──────── Provided records

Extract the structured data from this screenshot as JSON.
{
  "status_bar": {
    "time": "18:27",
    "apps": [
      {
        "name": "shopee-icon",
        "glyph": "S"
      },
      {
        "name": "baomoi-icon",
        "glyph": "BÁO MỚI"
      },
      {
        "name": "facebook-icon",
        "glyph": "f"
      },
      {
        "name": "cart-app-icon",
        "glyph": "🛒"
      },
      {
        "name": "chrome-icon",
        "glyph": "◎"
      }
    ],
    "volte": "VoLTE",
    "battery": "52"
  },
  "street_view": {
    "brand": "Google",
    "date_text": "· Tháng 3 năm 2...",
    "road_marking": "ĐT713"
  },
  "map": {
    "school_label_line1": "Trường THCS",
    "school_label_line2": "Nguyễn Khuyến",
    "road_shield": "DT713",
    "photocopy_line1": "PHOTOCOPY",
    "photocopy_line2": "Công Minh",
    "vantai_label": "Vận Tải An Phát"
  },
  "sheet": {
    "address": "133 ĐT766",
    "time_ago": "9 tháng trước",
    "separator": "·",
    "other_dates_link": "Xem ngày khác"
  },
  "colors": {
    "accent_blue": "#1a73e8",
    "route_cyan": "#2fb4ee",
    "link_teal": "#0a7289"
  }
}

────────────────

# What you are asked to do
Output an exact copy of each record.

# The result
Extract the structured data from this screenshot as JSON.
{
  "status_bar": {
    "time": "18:27",
    "apps": [
      {
        "name": "shopee-icon",
        "glyph": "S"
      },
      {
        "name": "baomoi-icon",
        "glyph": "BÁO MỚI"
      },
      {
        "name": "facebook-icon",
        "glyph": "f"
      },
      {
        "name": "cart-app-icon",
        "glyph": "🛒"
      },
      {
        "name": "chrome-icon",
        "glyph": "◎"
      }
    ],
    "volte": "VoLTE",
    "battery": "52"
  },
  "street_view": {
    "brand": "Google",
    "date_text": "· Tháng 3 năm 2...",
    "road_marking": "ĐT713"
  },
  "map": {
    "school_label_line1": "Trường THCS",
    "school_label_line2": "Nguyễn Khuyến",
    "road_shield": "DT713",
    "photocopy_line1": "PHOTOCOPY",
    "photocopy_line2": "Công Minh",
    "vantai_label": "Vận Tải An Phát"
  },
  "sheet": {
    "address": "133 ĐT766",
    "time_ago": "9 tháng trước",
    "separator": "·",
    "other_dates_link": "Xem ngày khác"
  },
  "colors": {
    "accent_blue": "#1a73e8",
    "route_cyan": "#2fb4ee",
    "link_teal": "#0a7289"
  }
}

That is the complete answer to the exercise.